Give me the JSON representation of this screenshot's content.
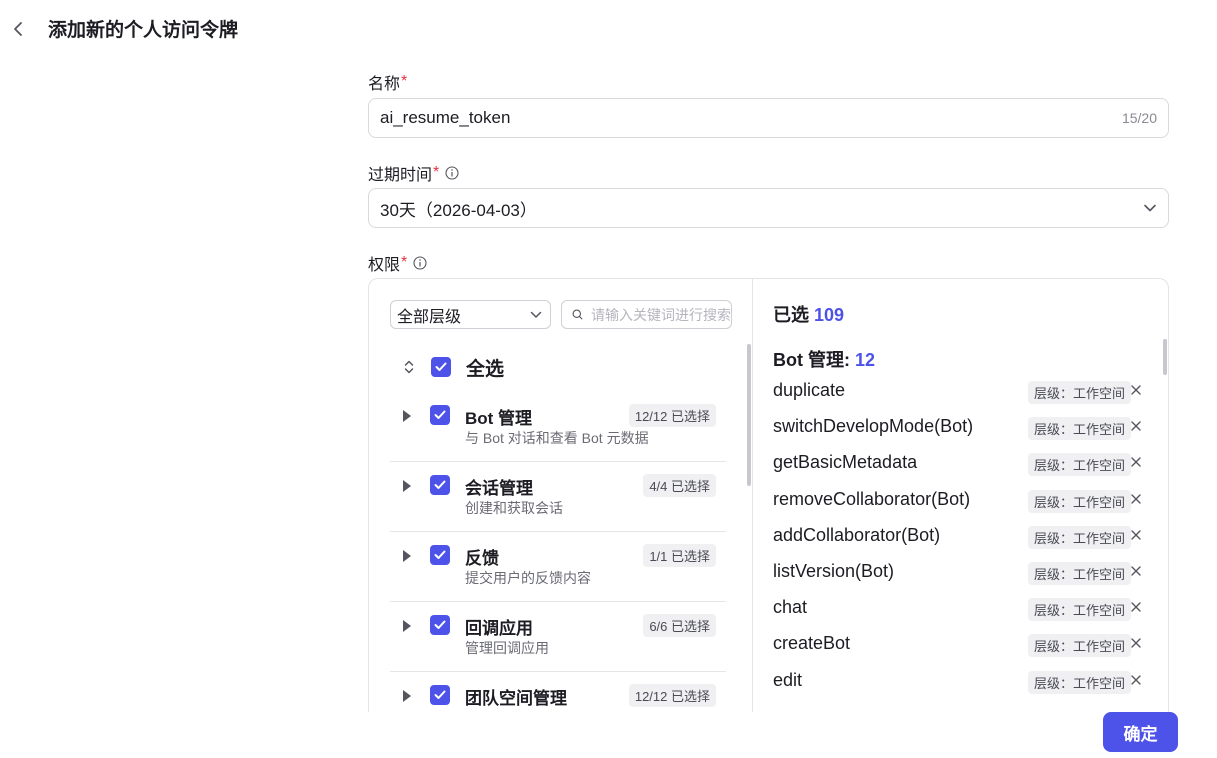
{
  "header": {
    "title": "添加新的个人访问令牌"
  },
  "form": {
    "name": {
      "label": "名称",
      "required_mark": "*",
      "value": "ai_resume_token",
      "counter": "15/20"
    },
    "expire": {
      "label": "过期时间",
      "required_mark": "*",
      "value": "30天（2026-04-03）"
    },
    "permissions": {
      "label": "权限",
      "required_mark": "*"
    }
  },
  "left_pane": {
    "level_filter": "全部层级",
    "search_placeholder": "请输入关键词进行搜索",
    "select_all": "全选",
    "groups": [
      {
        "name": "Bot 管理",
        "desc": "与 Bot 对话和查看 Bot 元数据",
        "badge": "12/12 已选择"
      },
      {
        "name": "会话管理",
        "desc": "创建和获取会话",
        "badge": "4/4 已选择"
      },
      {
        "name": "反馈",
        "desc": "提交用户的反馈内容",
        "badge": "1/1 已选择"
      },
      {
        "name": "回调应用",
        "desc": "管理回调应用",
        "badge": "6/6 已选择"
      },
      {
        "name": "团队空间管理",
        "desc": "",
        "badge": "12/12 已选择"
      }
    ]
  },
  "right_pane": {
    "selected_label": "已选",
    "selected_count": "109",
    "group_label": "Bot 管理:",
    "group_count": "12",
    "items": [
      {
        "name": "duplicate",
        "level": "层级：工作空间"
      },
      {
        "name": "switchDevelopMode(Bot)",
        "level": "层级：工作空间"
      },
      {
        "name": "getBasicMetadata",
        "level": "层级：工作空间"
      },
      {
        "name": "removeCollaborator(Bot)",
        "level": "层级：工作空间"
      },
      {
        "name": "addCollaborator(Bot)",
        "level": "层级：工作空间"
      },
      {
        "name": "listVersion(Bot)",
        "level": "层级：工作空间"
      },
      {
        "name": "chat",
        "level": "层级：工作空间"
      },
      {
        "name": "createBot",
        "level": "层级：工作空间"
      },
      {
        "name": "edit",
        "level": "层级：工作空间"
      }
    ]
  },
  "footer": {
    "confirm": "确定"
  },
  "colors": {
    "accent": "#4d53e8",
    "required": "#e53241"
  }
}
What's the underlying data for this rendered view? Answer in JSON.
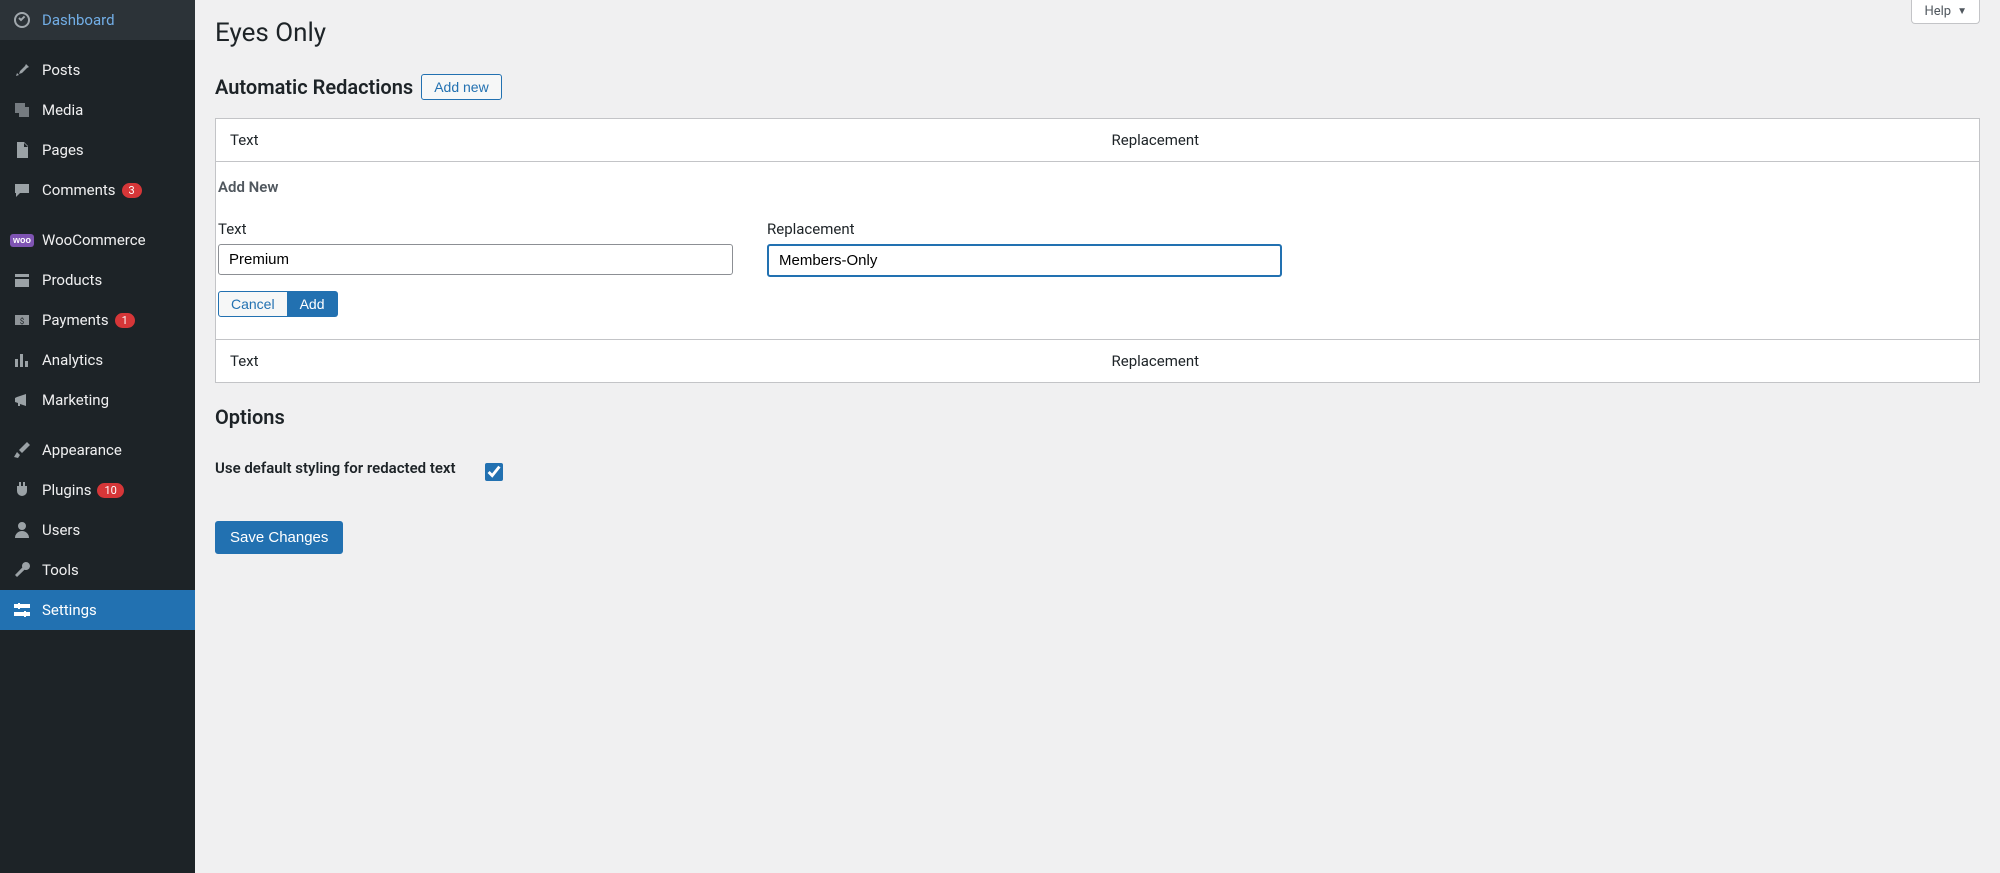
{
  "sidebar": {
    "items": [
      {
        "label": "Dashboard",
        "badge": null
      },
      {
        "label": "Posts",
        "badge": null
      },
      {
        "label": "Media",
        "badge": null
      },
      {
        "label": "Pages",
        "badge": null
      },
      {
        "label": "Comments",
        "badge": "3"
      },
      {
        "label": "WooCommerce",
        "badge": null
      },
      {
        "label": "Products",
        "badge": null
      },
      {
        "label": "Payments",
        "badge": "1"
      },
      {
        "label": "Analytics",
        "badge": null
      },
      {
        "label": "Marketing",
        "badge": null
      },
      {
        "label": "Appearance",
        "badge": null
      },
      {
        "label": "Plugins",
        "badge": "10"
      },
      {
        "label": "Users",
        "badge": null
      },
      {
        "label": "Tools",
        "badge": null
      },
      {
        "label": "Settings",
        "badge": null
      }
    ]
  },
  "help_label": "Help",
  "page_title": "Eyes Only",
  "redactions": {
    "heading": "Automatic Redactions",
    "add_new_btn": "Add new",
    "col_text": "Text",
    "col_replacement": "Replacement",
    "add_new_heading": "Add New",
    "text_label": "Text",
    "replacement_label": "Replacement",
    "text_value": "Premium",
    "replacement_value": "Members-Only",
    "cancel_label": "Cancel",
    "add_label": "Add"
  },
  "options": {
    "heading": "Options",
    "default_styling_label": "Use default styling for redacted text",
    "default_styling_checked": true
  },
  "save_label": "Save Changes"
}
- - -
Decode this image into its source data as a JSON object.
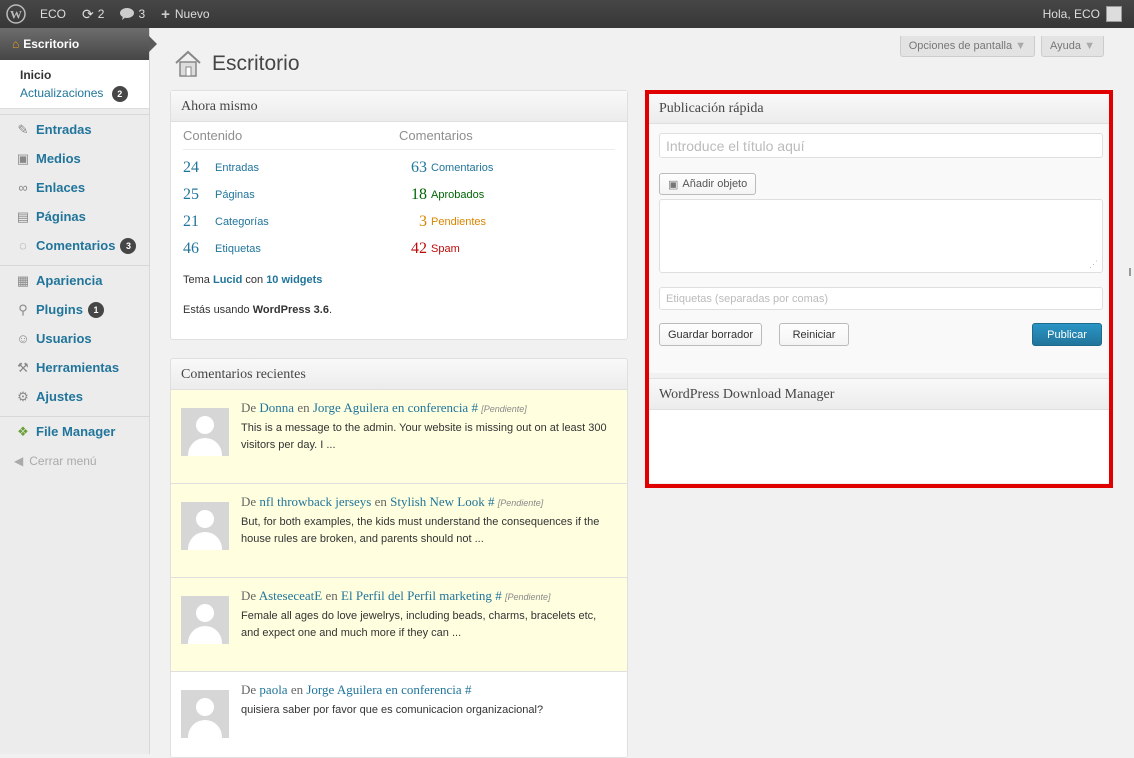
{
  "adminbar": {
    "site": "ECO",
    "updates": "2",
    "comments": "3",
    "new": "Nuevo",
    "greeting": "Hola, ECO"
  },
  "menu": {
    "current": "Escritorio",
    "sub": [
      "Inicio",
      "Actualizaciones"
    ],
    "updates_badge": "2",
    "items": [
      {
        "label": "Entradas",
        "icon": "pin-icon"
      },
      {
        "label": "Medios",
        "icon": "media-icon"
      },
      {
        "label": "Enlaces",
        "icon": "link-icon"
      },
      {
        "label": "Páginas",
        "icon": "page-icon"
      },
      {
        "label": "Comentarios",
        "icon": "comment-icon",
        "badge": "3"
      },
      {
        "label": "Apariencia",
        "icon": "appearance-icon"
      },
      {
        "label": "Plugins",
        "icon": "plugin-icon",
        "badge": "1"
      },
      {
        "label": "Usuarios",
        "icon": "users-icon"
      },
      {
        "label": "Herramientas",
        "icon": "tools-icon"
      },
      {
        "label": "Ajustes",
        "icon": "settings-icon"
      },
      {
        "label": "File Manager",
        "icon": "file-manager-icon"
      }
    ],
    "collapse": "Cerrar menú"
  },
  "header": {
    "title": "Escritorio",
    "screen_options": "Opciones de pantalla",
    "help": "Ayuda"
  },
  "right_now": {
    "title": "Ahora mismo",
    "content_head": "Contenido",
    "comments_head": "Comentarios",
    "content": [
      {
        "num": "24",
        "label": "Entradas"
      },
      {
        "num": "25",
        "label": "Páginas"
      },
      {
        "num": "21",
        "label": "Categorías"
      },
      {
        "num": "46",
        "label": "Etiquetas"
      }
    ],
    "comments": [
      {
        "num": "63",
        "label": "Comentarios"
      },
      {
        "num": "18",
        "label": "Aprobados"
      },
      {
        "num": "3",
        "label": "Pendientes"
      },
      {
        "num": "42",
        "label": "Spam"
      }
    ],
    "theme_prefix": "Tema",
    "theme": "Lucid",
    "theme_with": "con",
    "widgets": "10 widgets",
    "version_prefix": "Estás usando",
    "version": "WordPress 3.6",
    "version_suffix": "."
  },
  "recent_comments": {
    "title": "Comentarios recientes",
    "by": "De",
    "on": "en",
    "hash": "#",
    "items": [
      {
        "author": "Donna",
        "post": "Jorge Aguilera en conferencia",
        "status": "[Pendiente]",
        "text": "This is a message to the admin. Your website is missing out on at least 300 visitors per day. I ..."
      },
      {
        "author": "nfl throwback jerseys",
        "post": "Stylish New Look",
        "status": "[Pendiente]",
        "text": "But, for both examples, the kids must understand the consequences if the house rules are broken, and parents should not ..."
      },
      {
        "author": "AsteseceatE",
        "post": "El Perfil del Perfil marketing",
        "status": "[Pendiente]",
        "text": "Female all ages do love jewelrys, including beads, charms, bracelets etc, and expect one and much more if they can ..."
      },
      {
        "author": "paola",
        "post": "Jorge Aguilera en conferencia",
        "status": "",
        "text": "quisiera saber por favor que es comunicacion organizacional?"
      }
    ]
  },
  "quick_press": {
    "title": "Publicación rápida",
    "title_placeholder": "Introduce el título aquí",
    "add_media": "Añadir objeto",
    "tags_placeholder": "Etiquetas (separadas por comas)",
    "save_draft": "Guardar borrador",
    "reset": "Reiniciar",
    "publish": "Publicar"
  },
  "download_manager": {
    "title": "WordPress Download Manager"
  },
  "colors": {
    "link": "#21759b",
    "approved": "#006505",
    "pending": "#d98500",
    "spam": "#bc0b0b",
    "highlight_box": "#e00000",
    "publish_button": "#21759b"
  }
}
- - -
→ Exercise objective: Copy down every line of the material above that includes the string "Escritorio".

→ Solved problem:
    "current": "Escritorio",
    "title": "Escritorio",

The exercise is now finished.